── GECITEERDE TEKST ──

Je haalde het prachtboek van Luuk van Middelaar over de geschiedenis van Europa al aan. Hij beschrijft minutieus hoe Europa altijd knutselend en worstelend bovenkwam. Gek dat Europa. Een knutselparadijs waaraan iedere architectuur lijkt te ontbreken. Meer chronologisch dan logisch. En toch al zestig jaar geen oorlog op een continent dat er daarvoor van aan elkaar hing.
Waar Van Middelaar enkele jaren geleden eindigde in zijn boek, zijn we sindsdien een Eurocrisis, een Griekse crisis en een vluchtelingencrisis verder.

Het anti-Europa geluid is, naar ik vermoed, nog nooit zo groot in grote delen van de Unie. Niet zo gek als alle regeringen in eigen land zeggen dat het goede van hen komt en de narigheid uit ‘Brussel’. Zie je voor je hoe onze premier in Nederland uitlegt dat we minder Europa willen en in Brussel telkens het inzicht krijgen dat heel veel alleen maar samen met anderen kan?
Ik denk dat veel mensen afhaken bij de EU omdat het zo onbegrijpelijk in elkaar steekt dat je het erudiete proefschrift van Van Middelaar nodig hebt om er iets van te begrijpen. Met iets onbegrijpelijks kun je je niet verbinden.

───

- _TAKENLIJST_
1. Hoe lang is er volgens de tekst over Europa al geen oorlog op het continent?
2. Neem uit de tekst over Europa letterlijk het stuk over van "Waar Van Middelaar" tot en met "je niet verbinden.".
De rijen staan los van de tekst over Europa.

── GEGEVENSSET ──

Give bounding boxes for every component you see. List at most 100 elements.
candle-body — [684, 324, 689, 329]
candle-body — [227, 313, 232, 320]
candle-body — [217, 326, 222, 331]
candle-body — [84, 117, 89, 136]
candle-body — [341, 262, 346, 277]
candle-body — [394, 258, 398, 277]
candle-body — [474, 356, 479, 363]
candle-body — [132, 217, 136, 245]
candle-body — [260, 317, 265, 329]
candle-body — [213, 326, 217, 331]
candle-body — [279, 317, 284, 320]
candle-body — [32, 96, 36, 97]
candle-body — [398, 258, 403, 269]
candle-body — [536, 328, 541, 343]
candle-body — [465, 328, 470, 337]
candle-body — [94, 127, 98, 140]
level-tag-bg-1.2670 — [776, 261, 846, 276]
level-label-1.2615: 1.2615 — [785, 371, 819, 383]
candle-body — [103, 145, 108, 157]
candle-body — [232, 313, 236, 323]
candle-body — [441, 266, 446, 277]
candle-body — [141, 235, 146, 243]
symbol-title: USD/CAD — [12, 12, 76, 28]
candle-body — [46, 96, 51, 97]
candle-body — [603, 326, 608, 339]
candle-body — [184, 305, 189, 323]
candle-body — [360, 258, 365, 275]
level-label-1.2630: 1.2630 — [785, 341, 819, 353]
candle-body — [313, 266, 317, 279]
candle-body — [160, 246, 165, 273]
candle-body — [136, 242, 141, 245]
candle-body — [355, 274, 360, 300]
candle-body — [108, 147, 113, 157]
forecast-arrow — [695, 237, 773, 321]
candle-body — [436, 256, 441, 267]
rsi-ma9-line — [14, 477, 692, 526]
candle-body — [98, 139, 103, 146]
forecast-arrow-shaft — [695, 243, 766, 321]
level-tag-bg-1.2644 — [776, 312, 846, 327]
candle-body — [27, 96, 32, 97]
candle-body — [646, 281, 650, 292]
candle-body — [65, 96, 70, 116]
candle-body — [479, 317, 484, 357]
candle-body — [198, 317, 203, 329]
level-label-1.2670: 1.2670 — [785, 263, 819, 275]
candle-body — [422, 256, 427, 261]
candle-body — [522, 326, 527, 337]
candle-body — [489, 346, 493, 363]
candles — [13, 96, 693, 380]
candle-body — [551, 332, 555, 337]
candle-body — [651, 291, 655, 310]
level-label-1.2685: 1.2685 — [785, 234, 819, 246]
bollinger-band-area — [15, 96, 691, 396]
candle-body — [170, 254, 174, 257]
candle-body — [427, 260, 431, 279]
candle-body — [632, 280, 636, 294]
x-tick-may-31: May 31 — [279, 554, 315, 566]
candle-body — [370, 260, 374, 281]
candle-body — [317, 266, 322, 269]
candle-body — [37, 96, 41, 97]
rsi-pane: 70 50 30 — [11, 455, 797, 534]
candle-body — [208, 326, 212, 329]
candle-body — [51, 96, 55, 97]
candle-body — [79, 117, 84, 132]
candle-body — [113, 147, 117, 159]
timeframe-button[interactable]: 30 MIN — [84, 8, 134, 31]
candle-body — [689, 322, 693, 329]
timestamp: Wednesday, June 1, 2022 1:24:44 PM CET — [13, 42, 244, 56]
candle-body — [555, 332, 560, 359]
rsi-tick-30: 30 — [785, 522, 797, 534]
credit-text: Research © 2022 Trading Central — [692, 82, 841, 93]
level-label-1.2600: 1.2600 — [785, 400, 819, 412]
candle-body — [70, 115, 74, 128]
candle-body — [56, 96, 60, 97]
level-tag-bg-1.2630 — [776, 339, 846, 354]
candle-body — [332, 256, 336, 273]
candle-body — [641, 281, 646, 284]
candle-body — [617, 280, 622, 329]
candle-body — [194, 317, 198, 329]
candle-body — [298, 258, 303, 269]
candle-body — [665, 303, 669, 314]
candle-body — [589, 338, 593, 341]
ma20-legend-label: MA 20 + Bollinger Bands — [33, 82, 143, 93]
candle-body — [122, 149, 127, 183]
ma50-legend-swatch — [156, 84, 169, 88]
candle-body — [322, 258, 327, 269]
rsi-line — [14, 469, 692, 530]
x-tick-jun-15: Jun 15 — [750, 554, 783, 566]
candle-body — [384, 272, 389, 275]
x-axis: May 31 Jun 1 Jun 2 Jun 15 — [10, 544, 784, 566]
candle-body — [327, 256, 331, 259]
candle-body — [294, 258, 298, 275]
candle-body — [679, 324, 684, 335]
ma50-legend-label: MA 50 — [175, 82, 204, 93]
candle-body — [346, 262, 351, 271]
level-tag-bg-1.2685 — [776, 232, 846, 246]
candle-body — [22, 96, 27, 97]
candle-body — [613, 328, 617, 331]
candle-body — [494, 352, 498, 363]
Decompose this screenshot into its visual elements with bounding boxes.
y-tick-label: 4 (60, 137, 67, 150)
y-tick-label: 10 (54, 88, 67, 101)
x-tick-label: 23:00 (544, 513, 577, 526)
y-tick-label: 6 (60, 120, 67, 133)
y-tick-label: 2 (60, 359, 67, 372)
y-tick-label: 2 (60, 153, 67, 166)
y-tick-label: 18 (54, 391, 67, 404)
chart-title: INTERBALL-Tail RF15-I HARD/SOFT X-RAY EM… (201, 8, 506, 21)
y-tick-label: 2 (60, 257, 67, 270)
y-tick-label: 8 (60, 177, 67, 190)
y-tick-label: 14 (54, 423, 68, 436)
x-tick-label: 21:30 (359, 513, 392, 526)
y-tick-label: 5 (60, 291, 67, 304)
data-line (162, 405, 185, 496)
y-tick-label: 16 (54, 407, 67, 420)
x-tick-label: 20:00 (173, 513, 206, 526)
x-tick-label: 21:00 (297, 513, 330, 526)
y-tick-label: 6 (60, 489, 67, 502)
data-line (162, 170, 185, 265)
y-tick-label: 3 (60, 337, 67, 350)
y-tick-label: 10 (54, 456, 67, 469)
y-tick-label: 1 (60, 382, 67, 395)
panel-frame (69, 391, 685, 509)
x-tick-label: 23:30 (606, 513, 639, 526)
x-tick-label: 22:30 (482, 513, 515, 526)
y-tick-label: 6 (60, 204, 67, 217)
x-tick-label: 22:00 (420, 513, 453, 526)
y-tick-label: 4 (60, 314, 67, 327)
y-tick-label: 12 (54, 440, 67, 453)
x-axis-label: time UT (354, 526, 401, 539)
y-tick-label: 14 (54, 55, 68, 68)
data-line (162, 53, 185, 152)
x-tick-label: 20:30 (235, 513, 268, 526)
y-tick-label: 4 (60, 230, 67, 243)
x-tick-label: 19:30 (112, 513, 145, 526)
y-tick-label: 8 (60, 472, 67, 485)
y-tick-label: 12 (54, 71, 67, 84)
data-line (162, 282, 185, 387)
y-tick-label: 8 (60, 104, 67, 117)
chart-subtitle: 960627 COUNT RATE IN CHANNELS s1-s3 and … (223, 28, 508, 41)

───

- _OPLOSSINGEN_
1. Al zestig jaar.

2.
Waar Van Middelaar enkele jaren geleden eindigde in zijn boek, zijn we sindsdien een Eurocrisis, een Griekse crisis en een vluchtelingencrisis verder.

Het anti-Europa geluid is, naar ik vermoed, nog nooit zo groot in grote delen van de Unie. Niet zo gek als alle regeringen in eigen land zeggen dat het goede van hen komt en de narigheid uit ‘Brussel’. Zie je voor je hoe onze premier in Nederland uitlegt dat we minder Europa willen en in Brussel telkens het inzicht krijgen dat heel veel alleen maar samen met anderen kan?
Ik denk dat veel mensen afhaken bij de EU omdat het zo onbegrijpelijk in elkaar steekt dat je het erudiete proefschrift van Van Middelaar nodig hebt om er iets van te begrijpen. Met iets onbegrijpelijks kun je je niet verbinden.